Required task »
Leave out the pictures and repeat the data exactly.

Extracted records »

>>>

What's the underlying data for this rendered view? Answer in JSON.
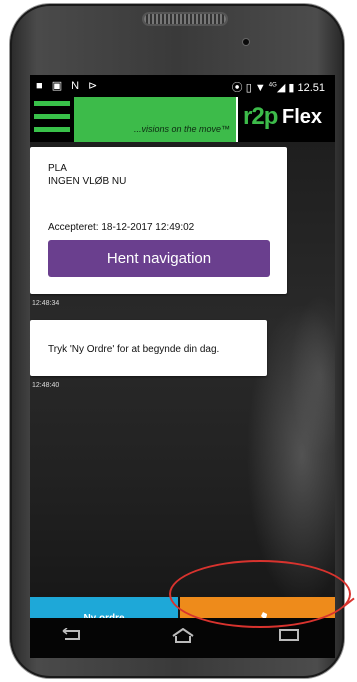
{
  "status_bar": {
    "time": "12.51",
    "network": "4G"
  },
  "app_bar": {
    "tagline": "...visions on the move™",
    "logo_r2p": "r2p",
    "logo_flex": "Flex"
  },
  "messages": [
    {
      "line1": "PLA",
      "line2": "INGEN VLØB NU",
      "accepted": "Accepteret: 18-12-2017 12:49:02",
      "button_label": "Hent navigation",
      "timestamp": "12:48:34"
    },
    {
      "text": "Tryk 'Ny Ordre' for at begynde din dag.",
      "timestamp": "12:48:40"
    }
  ],
  "bottom_buttons": {
    "new_order": "Ny ordre",
    "call_icon": "phone-icon"
  },
  "colors": {
    "brand_green": "#3dbb4a",
    "purple_button": "#6a3f8e",
    "blue_button": "#1ea8d8",
    "orange_button": "#ee8b1b",
    "annotation_red": "#d8332e"
  }
}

<<<

Answer below »
What's the underlying data for this rendered view? Answer in JSON.
{
  "status_bar": {
    "time": "12.51",
    "network": "4G"
  },
  "app_bar": {
    "tagline": "...visions on the move™",
    "logo_r2p": "r2p",
    "logo_flex": "Flex"
  },
  "messages": [
    {
      "line1": "PLA",
      "line2": "INGEN VLØB NU",
      "accepted": "Accepteret: 18-12-2017 12:49:02",
      "button_label": "Hent navigation",
      "timestamp": "12:48:34"
    },
    {
      "text": "Tryk 'Ny Ordre' for at begynde din dag.",
      "timestamp": "12:48:40"
    }
  ],
  "bottom_buttons": {
    "new_order": "Ny ordre",
    "call_icon": "phone-icon"
  },
  "colors": {
    "brand_green": "#3dbb4a",
    "purple_button": "#6a3f8e",
    "blue_button": "#1ea8d8",
    "orange_button": "#ee8b1b",
    "annotation_red": "#d8332e"
  }
}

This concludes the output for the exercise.